** Begin **

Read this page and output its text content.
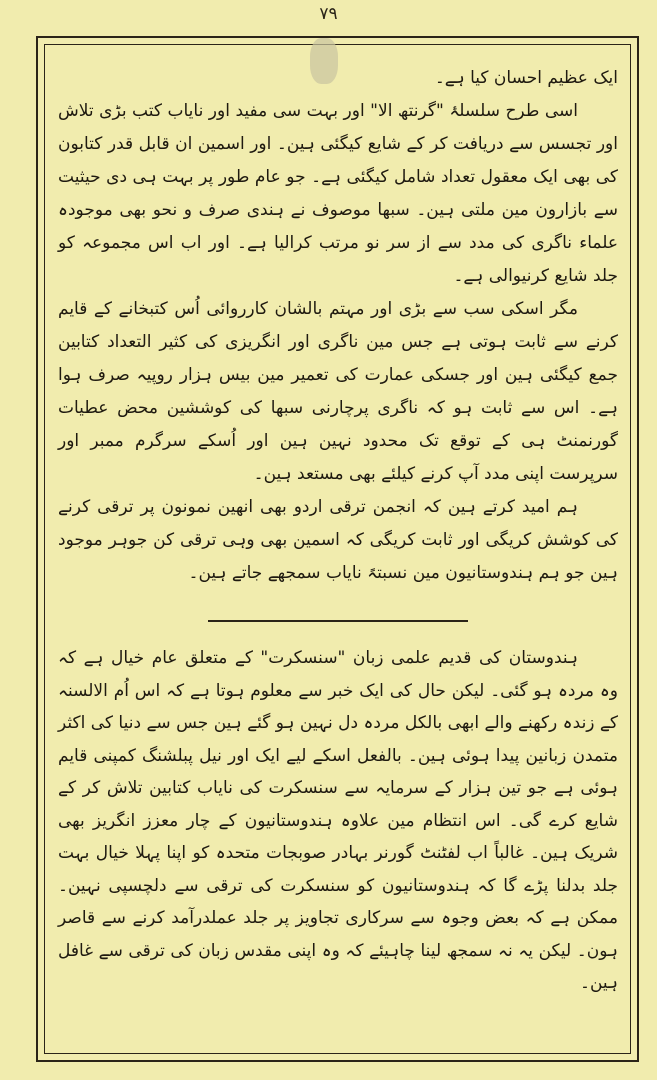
٧٩

ایک عظیم احسان کیا ہے۔

اسی طرح سلسلۂ "گرنتھ الا" اور بہت سی مفید اور نایاب کتب بڑی تلاش اور تجسس سے دریافت کر کے شایع کیگئی ہین۔ اور اسمین ان قابل قدر کتابون کی بھی ایک معقول تعداد شامل کیگئی ہے۔ جو عام طور پر بہت ہی دی حیثیت سے بازارون مین ملتی ہین۔ سبھا موصوف نے ہندی صرف و نحو بھی موجودہ علماء ناگری کی مدد سے از سر نو مرتب کرالیا ہے۔ اور اب اس مجموعہ کو جلد شایع کرنیوالی ہے۔

مگر اسکی سب سے بڑی اور مہتم بالشان کارروائی اُس کتبخانے کے قایم کرنے سے ثابت ہوتی ہے جس مین ناگری اور انگریزی کی کثیر التعداد کتابین جمع کیگئی ہین اور جسکی عمارت کی تعمیر مین بیس ہزار روپیہ صرف ہوا ہے۔ اس سے ثابت ہو کہ ناگری پرچارنی سبھا کی کوششین محض عطیات گورنمنٹ ہی کے توقع تک محدود نہین ہین اور اُسکے سرگرم ممبر اور سرپرست اپنی مدد آپ کرنے کیلئے بھی مستعد ہین۔

ہم امید کرتے ہین کہ انجمن ترقی اردو بھی انھین نمونون پر ترقی کرنے کی کوشش کریگی اور ثابت کریگی کہ اسمین بھی وہی ترقی کن جوہر موجود ہین جو ہم ہندوستانیون مین نسبتہً نایاب سمجھے جاتے ہین۔

ہندوستان کی قدیم علمی زبان "سنسکرت" کے متعلق عام خیال ہے کہ وہ مردہ ہو گئی۔ لیکن حال کی ایک خبر سے معلوم ہوتا ہے کہ اس اُم الالسنہ کے زندہ رکھنے والے ابھی بالکل مردہ دل نہین ہو گئے ہین جس سے دنیا کی اکثر متمدن زبانین پیدا ہوئی ہین۔ بالفعل اسکے لیے ایک اور نیل پبلشنگ کمپنی قایم ہوئی ہے جو تین ہزار کے سرمایہ سے سنسکرت کی نایاب کتابین تلاش کر کے شایع کرے گی۔ اس انتظام مین علاوہ ہندوستانیون کے چار معزز انگریز بھی شریک ہین۔ غالباً اب لفٹنٹ گورنر بہادر صوبجات متحدہ کو اپنا پہلا خیال بہت جلد بدلنا پڑے گا کہ ہندوستانیون کو سنسکرت کی ترقی سے دلچسپی نہین۔ ممکن ہے کہ بعض وجوہ سے سرکاری تجاویز پر جلد عملدرآمد کرنے سے قاصر ہون۔ لیکن یہ نہ سمجھ لینا چاہیئے کہ وہ اپنی مقدس زبان کی ترقی سے غافل ہین۔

** End **

**Given request:** All the lines above are to be given again exactly as they read, with the pictures removed.

**Result of this task:**
Read this page and output its text content.
٧٩

ایک عظیم احسان کیا ہے۔

اسی طرح سلسلۂ "گرنتھ الا" اور بہت سی مفید اور نایاب کتب بڑی تلاش اور تجسس سے دریافت کر کے شایع کیگئی ہین۔ اور اسمین ان قابل قدر کتابون کی بھی ایک معقول تعداد شامل کیگئی ہے۔ جو عام طور پر بہت ہی دی حیثیت سے بازارون مین ملتی ہین۔ سبھا موصوف نے ہندی صرف و نحو بھی موجودہ علماء ناگری کی مدد سے از سر نو مرتب کرالیا ہے۔ اور اب اس مجموعہ کو جلد شایع کرنیوالی ہے۔

مگر اسکی سب سے بڑی اور مہتم بالشان کارروائی اُس کتبخانے کے قایم کرنے سے ثابت ہوتی ہے جس مین ناگری اور انگریزی کی کثیر التعداد کتابین جمع کیگئی ہین اور جسکی عمارت کی تعمیر مین بیس ہزار روپیہ صرف ہوا ہے۔ اس سے ثابت ہو کہ ناگری پرچارنی سبھا کی کوششین محض عطیات گورنمنٹ ہی کے توقع تک محدود نہین ہین اور اُسکے سرگرم ممبر اور سرپرست اپنی مدد آپ کرنے کیلئے بھی مستعد ہین۔

ہم امید کرتے ہین کہ انجمن ترقی اردو بھی انھین نمونون پر ترقی کرنے کی کوشش کریگی اور ثابت کریگی کہ اسمین بھی وہی ترقی کن جوہر موجود ہین جو ہم ہندوستانیون مین نسبتہً نایاب سمجھے جاتے ہین۔

ہندوستان کی قدیم علمی زبان "سنسکرت" کے متعلق عام خیال ہے کہ وہ مردہ ہو گئی۔ لیکن حال کی ایک خبر سے معلوم ہوتا ہے کہ اس اُم الالسنہ کے زندہ رکھنے والے ابھی بالکل مردہ دل نہین ہو گئے ہین جس سے دنیا کی اکثر متمدن زبانین پیدا ہوئی ہین۔ بالفعل اسکے لیے ایک اور نیل پبلشنگ کمپنی قایم ہوئی ہے جو تین ہزار کے سرمایہ سے سنسکرت کی نایاب کتابین تلاش کر کے شایع کرے گی۔ اس انتظام مین علاوہ ہندوستانیون کے چار معزز انگریز بھی شریک ہین۔ غالباً اب لفٹنٹ گورنر بہادر صوبجات متحدہ کو اپنا پہلا خیال بہت جلد بدلنا پڑے گا کہ ہندوستانیون کو سنسکرت کی ترقی سے دلچسپی نہین۔ ممکن ہے کہ بعض وجوہ سے سرکاری تجاویز پر جلد عملدرآمد کرنے سے قاصر ہون۔ لیکن یہ نہ سمجھ لینا چاہیئے کہ وہ اپنی مقدس زبان کی ترقی سے غافل ہین۔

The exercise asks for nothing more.